Stored records:
══════════

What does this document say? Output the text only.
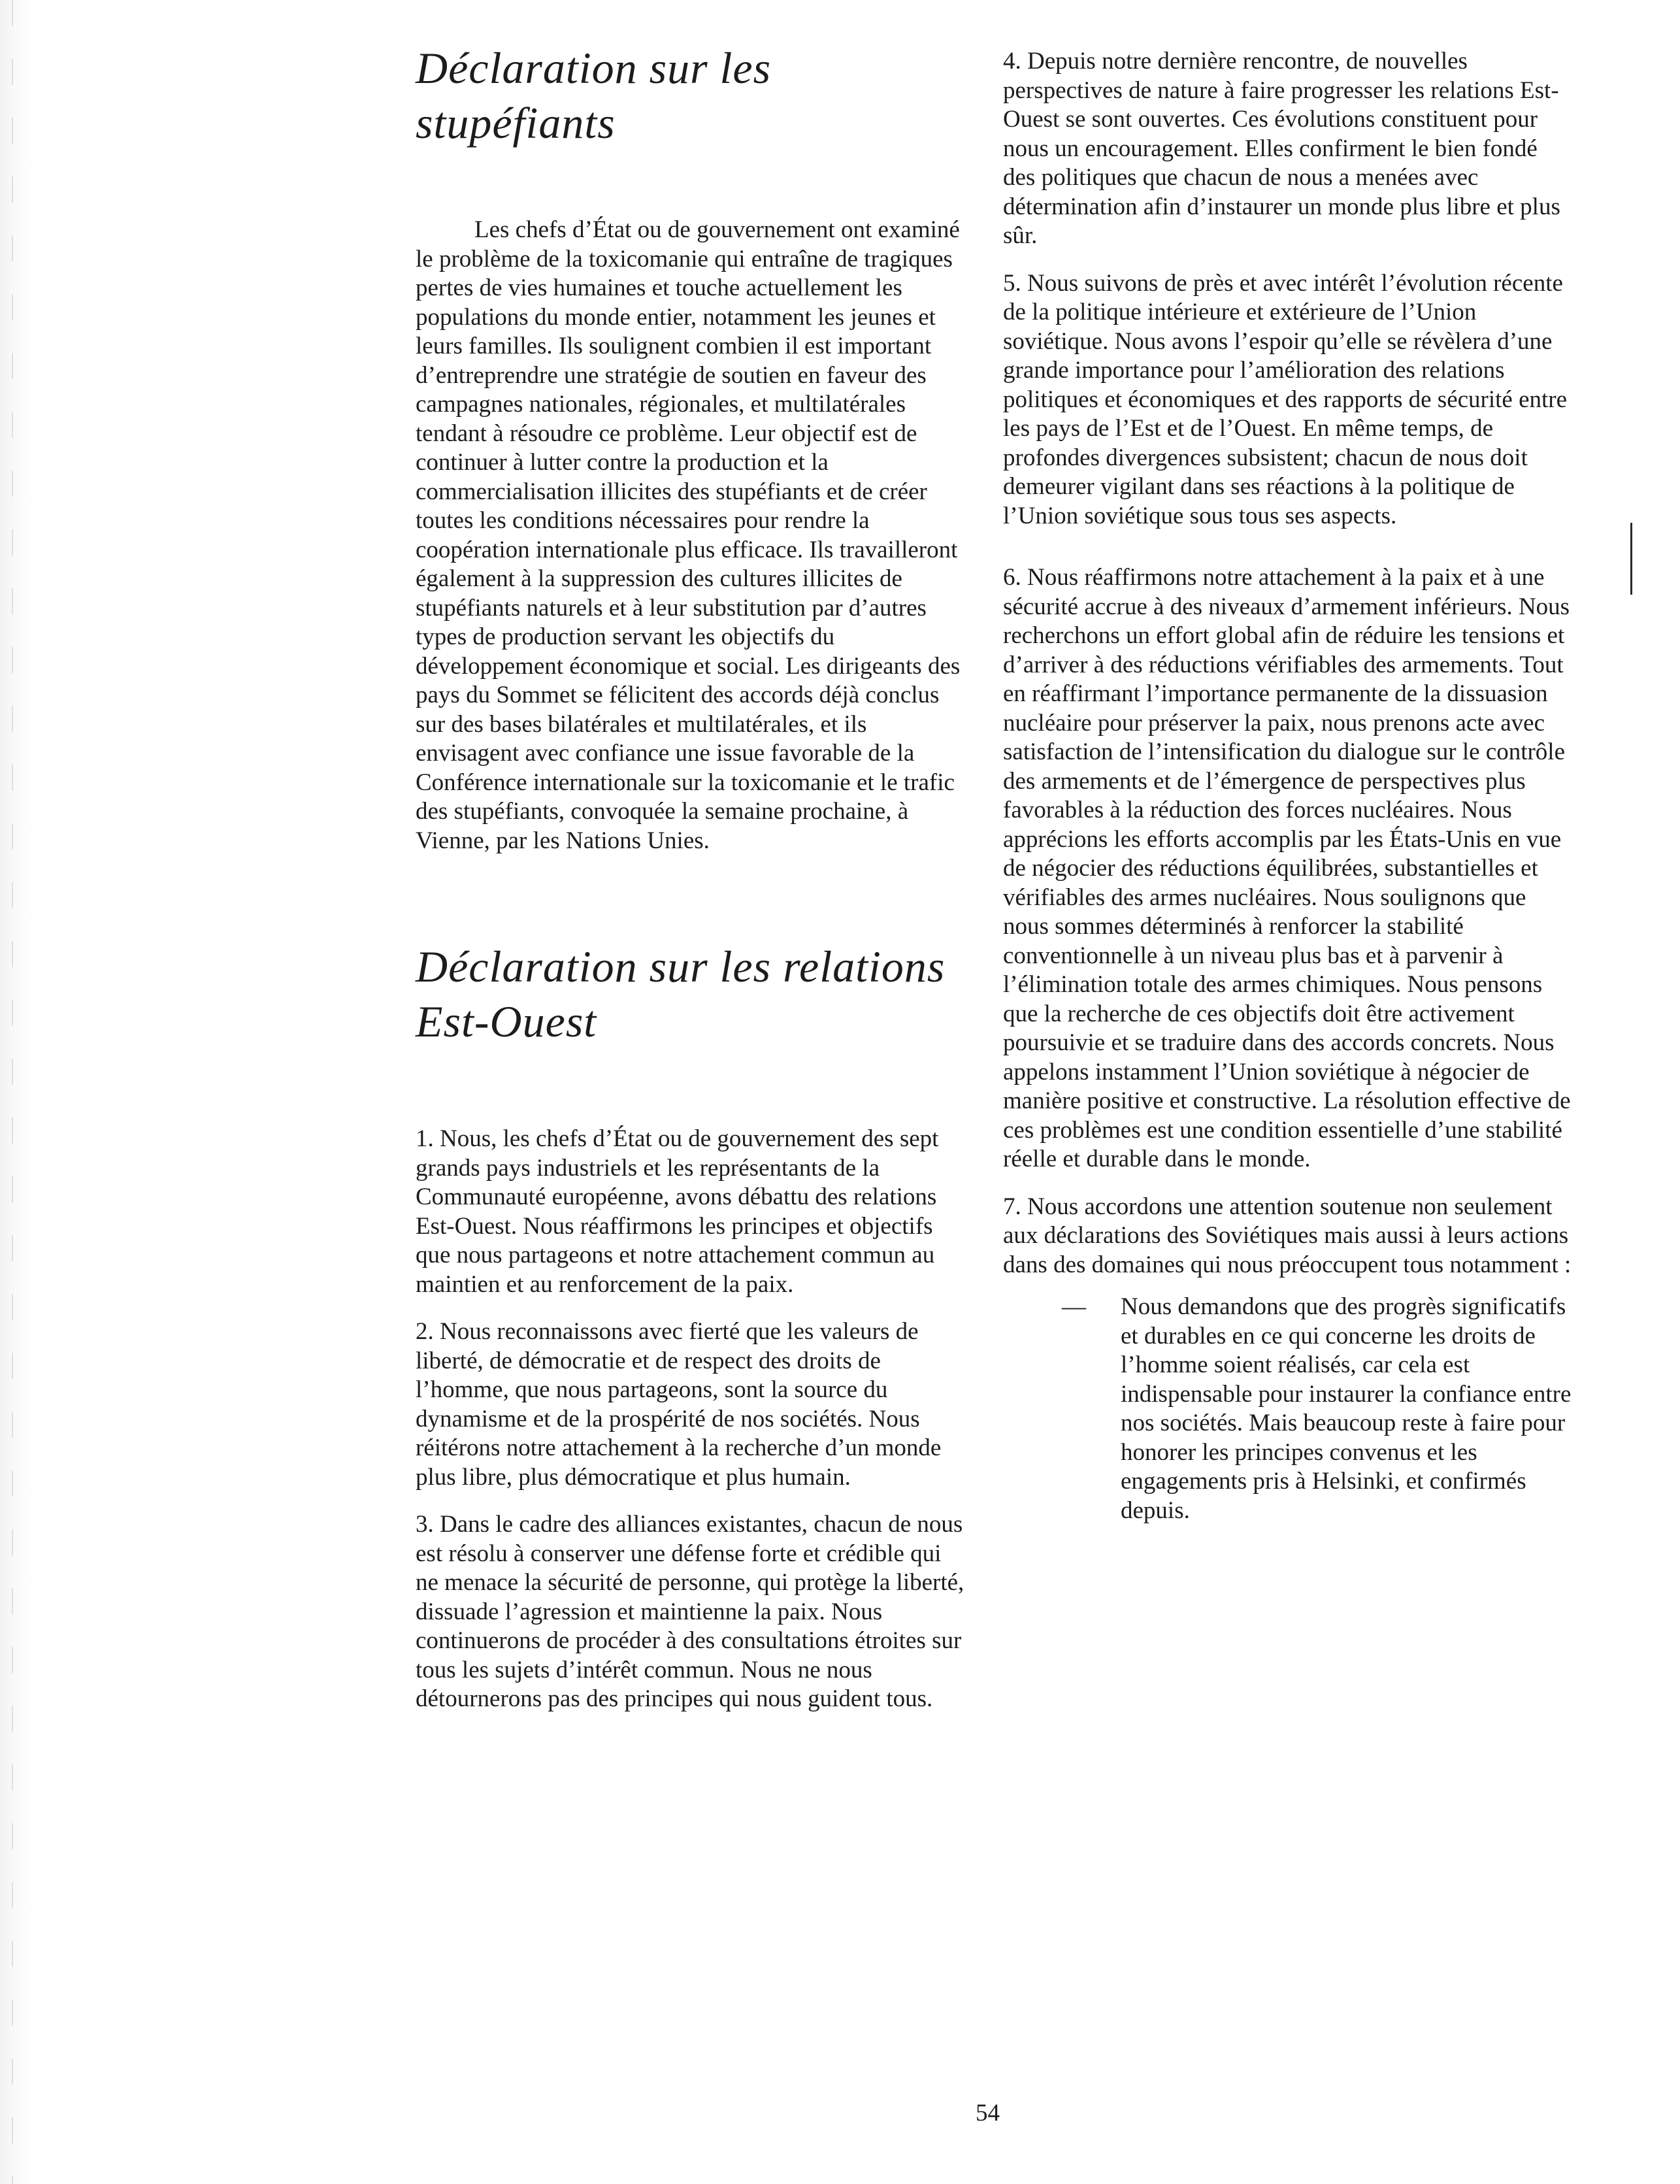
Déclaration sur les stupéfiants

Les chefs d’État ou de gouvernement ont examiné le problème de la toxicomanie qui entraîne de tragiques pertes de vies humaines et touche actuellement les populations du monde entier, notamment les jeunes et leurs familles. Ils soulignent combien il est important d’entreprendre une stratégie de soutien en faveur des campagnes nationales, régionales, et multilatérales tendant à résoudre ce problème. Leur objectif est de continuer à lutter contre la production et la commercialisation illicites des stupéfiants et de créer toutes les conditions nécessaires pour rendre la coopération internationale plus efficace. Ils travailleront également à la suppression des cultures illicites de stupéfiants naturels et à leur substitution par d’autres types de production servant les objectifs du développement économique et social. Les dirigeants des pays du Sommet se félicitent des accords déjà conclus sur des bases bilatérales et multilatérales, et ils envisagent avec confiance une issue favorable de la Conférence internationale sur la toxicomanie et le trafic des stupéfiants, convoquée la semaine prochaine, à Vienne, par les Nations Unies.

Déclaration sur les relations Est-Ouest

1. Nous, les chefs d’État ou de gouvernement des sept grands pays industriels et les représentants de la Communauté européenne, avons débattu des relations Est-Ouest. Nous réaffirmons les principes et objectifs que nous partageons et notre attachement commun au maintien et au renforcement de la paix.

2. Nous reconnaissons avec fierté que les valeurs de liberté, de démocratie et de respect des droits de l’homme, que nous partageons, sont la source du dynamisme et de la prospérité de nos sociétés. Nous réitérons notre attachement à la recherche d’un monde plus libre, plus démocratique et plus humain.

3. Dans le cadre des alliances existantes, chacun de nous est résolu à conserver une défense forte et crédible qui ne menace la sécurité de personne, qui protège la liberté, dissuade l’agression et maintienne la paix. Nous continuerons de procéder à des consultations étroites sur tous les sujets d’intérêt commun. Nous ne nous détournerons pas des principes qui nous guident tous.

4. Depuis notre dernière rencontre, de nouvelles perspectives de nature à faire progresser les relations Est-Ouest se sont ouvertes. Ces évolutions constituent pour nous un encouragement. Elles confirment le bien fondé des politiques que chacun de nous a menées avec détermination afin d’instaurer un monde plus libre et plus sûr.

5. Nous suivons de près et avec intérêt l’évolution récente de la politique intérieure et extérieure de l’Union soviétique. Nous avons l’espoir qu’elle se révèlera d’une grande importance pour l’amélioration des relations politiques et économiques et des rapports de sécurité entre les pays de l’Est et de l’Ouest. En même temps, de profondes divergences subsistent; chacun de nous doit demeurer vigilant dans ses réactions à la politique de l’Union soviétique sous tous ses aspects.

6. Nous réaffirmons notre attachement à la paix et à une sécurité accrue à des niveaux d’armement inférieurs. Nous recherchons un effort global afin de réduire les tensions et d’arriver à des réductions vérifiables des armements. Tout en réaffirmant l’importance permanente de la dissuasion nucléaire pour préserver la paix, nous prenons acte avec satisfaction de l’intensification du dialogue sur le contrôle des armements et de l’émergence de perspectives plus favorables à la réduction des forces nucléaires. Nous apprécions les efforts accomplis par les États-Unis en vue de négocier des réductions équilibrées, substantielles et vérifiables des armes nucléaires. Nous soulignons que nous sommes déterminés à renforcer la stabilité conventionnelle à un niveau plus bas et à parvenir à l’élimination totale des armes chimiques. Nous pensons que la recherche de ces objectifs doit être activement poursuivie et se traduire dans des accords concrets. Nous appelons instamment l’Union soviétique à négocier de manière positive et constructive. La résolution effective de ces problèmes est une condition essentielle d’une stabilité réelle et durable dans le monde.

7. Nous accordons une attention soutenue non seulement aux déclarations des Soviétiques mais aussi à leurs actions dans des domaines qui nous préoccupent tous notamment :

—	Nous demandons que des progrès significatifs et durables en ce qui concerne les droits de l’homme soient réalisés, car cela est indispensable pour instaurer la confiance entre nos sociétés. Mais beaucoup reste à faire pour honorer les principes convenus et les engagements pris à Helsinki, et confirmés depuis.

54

══════════

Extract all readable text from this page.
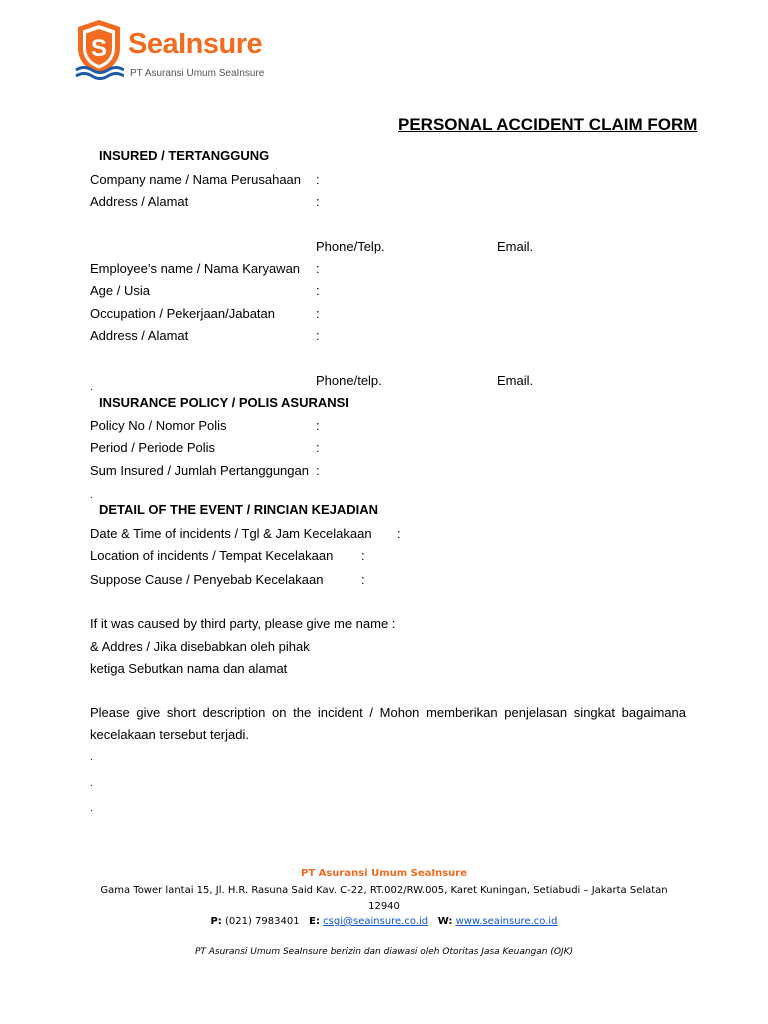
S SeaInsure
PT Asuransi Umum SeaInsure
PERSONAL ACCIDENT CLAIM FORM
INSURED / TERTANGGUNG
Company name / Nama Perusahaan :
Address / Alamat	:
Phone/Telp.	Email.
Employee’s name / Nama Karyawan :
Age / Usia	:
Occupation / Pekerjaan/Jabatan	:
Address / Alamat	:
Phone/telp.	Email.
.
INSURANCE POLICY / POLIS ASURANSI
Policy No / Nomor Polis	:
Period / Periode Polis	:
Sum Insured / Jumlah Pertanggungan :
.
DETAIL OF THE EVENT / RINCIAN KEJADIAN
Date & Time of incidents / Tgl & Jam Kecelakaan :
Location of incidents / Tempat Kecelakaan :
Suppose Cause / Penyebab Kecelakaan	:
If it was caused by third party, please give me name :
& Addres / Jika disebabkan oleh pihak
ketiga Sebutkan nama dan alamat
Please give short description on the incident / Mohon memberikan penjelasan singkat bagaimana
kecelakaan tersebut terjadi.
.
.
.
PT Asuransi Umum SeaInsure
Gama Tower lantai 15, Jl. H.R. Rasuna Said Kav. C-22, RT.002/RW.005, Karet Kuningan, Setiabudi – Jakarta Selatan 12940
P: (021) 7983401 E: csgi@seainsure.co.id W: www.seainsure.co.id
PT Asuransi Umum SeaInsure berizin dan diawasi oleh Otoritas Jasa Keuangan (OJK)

══════════

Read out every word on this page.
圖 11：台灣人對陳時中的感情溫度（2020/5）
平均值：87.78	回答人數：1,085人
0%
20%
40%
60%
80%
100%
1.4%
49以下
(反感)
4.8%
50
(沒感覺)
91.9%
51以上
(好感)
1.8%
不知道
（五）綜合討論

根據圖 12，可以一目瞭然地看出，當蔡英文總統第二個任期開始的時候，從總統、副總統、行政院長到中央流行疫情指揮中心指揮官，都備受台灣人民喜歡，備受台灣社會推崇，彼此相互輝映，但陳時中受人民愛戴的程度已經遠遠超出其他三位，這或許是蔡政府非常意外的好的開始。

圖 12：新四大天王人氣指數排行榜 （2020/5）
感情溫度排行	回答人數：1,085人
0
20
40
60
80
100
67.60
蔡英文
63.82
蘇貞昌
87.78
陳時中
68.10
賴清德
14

══════════

SHORT TASK:
Extract every line of the records above that contains the word "give".

WORKED ANSWER:
If it was caused by third party, please give me name :
Please give short description on the incident / Mohon memberikan penjelasan singkat bagaimana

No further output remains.